■ Problem details:
Find all the lines with "found" and gather them.

■ Exercise data:
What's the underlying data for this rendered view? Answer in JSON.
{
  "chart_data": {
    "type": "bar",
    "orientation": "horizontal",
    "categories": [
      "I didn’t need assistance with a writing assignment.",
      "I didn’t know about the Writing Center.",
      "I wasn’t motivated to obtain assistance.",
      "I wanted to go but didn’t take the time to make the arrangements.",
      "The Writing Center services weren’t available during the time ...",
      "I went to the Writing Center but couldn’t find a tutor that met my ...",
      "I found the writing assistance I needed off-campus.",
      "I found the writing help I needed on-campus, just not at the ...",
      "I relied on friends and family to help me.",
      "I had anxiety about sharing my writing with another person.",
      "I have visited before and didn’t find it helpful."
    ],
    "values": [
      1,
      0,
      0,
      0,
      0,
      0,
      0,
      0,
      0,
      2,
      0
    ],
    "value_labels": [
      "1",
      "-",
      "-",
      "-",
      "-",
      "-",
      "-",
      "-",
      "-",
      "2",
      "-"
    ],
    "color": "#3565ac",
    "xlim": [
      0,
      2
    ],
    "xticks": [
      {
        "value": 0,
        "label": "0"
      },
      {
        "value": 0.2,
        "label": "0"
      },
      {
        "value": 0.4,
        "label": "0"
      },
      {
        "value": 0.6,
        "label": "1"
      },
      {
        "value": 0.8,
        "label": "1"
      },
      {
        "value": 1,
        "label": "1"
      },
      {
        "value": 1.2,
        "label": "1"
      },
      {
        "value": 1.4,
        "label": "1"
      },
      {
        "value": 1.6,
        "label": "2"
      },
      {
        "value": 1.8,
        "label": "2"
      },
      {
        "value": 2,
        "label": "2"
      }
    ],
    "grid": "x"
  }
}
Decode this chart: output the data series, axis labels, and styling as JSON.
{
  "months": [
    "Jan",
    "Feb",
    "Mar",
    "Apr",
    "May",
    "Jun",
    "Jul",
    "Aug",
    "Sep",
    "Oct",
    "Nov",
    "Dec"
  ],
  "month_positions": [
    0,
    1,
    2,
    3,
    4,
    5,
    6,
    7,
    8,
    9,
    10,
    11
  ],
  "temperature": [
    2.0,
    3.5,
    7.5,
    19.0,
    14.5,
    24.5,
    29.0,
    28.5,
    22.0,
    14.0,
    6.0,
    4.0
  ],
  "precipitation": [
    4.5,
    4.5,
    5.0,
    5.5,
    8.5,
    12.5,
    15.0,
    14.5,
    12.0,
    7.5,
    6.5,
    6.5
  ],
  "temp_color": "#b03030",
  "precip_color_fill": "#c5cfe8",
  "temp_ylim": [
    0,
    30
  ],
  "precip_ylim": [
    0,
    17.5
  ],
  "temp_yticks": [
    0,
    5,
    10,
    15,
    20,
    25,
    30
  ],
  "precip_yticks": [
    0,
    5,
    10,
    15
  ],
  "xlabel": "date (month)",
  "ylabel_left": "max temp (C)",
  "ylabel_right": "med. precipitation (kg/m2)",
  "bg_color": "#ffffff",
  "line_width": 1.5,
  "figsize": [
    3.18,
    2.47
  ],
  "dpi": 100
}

■ Written response:
      "I found the writing assistance I needed off-campus.",
      "I found the writing help I needed on-campus, just not at the ...",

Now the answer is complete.